__What you are asked to do__
Would it be possible to write out each entry below exactly, without the pictures?

(Collected data entries)
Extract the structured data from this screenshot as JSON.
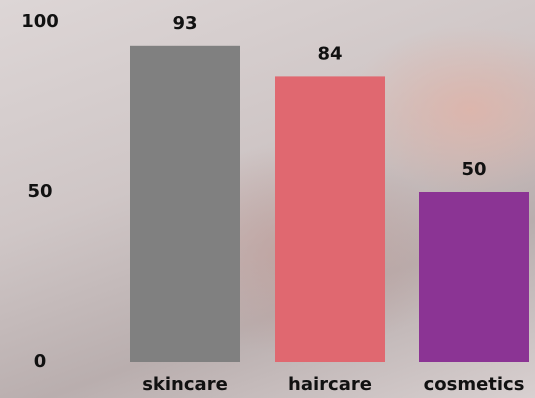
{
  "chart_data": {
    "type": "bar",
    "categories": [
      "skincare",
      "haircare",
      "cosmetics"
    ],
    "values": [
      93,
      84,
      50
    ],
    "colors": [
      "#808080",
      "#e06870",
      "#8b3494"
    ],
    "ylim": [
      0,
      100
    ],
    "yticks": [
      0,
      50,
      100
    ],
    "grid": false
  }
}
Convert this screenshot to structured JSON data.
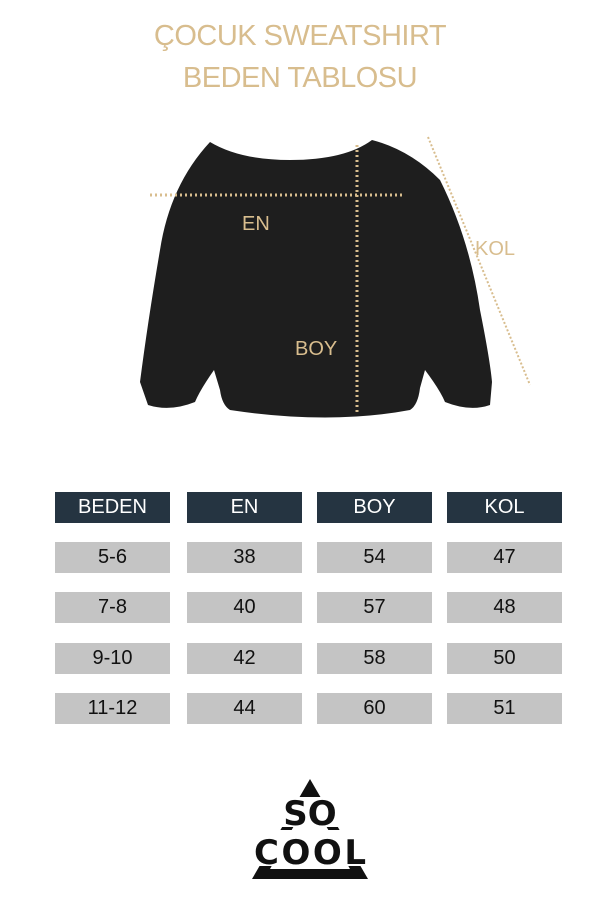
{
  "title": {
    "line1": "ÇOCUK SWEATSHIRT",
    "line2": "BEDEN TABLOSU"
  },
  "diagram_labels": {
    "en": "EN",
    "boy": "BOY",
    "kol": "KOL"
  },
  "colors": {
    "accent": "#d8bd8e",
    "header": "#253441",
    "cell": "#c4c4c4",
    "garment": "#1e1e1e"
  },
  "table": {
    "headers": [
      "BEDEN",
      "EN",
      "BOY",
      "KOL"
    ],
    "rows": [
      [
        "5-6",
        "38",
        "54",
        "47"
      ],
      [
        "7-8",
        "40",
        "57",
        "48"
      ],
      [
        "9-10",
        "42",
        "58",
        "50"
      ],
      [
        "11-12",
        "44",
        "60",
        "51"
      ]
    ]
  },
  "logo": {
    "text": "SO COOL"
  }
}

__Exercise output__
Extract the structured data from this screenshot as JSON.
{
  "chart_data": {
    "type": "bar",
    "categories": [
      "skincare",
      "haircare",
      "cosmetics"
    ],
    "values": [
      93,
      84,
      50
    ],
    "colors": [
      "#808080",
      "#e06870",
      "#8b3494"
    ],
    "ylim": [
      0,
      100
    ],
    "yticks": [
      0,
      50,
      100
    ],
    "grid": false
  }
}
Convert this screenshot to structured JSON data.
{
  "title": {
    "line1": "ÇOCUK SWEATSHIRT",
    "line2": "BEDEN TABLOSU"
  },
  "diagram_labels": {
    "en": "EN",
    "boy": "BOY",
    "kol": "KOL"
  },
  "colors": {
    "accent": "#d8bd8e",
    "header": "#253441",
    "cell": "#c4c4c4",
    "garment": "#1e1e1e"
  },
  "table": {
    "headers": [
      "BEDEN",
      "EN",
      "BOY",
      "KOL"
    ],
    "rows": [
      [
        "5-6",
        "38",
        "54",
        "47"
      ],
      [
        "7-8",
        "40",
        "57",
        "48"
      ],
      [
        "9-10",
        "42",
        "58",
        "50"
      ],
      [
        "11-12",
        "44",
        "60",
        "51"
      ]
    ]
  },
  "logo": {
    "text": "SO COOL"
  }
}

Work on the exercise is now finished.